## [PROBLEM DETAILS]
Write every line out verbatim and omit the pictures.

* Start *

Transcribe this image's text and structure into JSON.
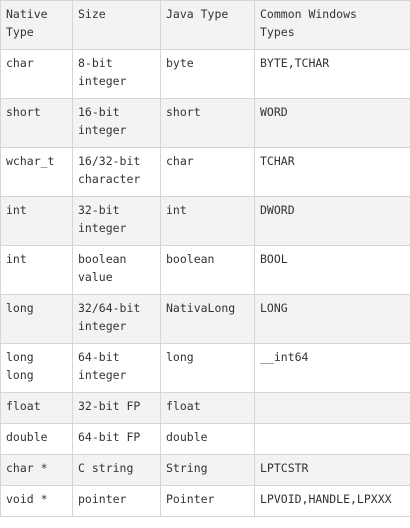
{
  "table": {
    "headers": [
      "Native\nType",
      "Size",
      "Java Type",
      "Common Windows\nTypes"
    ],
    "rows": [
      [
        "char",
        "8-bit\ninteger",
        "byte",
        "BYTE,TCHAR"
      ],
      [
        "short",
        "16-bit\ninteger",
        "short",
        "WORD"
      ],
      [
        "wchar_t",
        "16/32-bit\ncharacter",
        "char",
        "TCHAR"
      ],
      [
        "int",
        "32-bit\ninteger",
        "int",
        "DWORD"
      ],
      [
        "int",
        "boolean\nvalue",
        "boolean",
        "BOOL"
      ],
      [
        "long",
        "32/64-bit\ninteger",
        "NativaLong",
        "LONG"
      ],
      [
        "long\nlong",
        "64-bit\ninteger",
        "long",
        "__int64"
      ],
      [
        "float",
        "32-bit FP",
        "float",
        ""
      ],
      [
        "double",
        "64-bit FP",
        "double",
        ""
      ],
      [
        "char *",
        "C string",
        "String",
        "LPTCSTR"
      ],
      [
        "void *",
        "pointer",
        "Pointer",
        "LPVOID,HANDLE,LPXXX"
      ]
    ]
  }
}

* End *

## [EXERCISE RESPONSE]
Transcribe this image's text and structure into JSON.
{
  "table": {
    "headers": [
      "Native\nType",
      "Size",
      "Java Type",
      "Common Windows\nTypes"
    ],
    "rows": [
      [
        "char",
        "8-bit\ninteger",
        "byte",
        "BYTE,TCHAR"
      ],
      [
        "short",
        "16-bit\ninteger",
        "short",
        "WORD"
      ],
      [
        "wchar_t",
        "16/32-bit\ncharacter",
        "char",
        "TCHAR"
      ],
      [
        "int",
        "32-bit\ninteger",
        "int",
        "DWORD"
      ],
      [
        "int",
        "boolean\nvalue",
        "boolean",
        "BOOL"
      ],
      [
        "long",
        "32/64-bit\ninteger",
        "NativaLong",
        "LONG"
      ],
      [
        "long\nlong",
        "64-bit\ninteger",
        "long",
        "__int64"
      ],
      [
        "float",
        "32-bit FP",
        "float",
        ""
      ],
      [
        "double",
        "64-bit FP",
        "double",
        ""
      ],
      [
        "char *",
        "C string",
        "String",
        "LPTCSTR"
      ],
      [
        "void *",
        "pointer",
        "Pointer",
        "LPVOID,HANDLE,LPXXX"
      ]
    ]
  }
}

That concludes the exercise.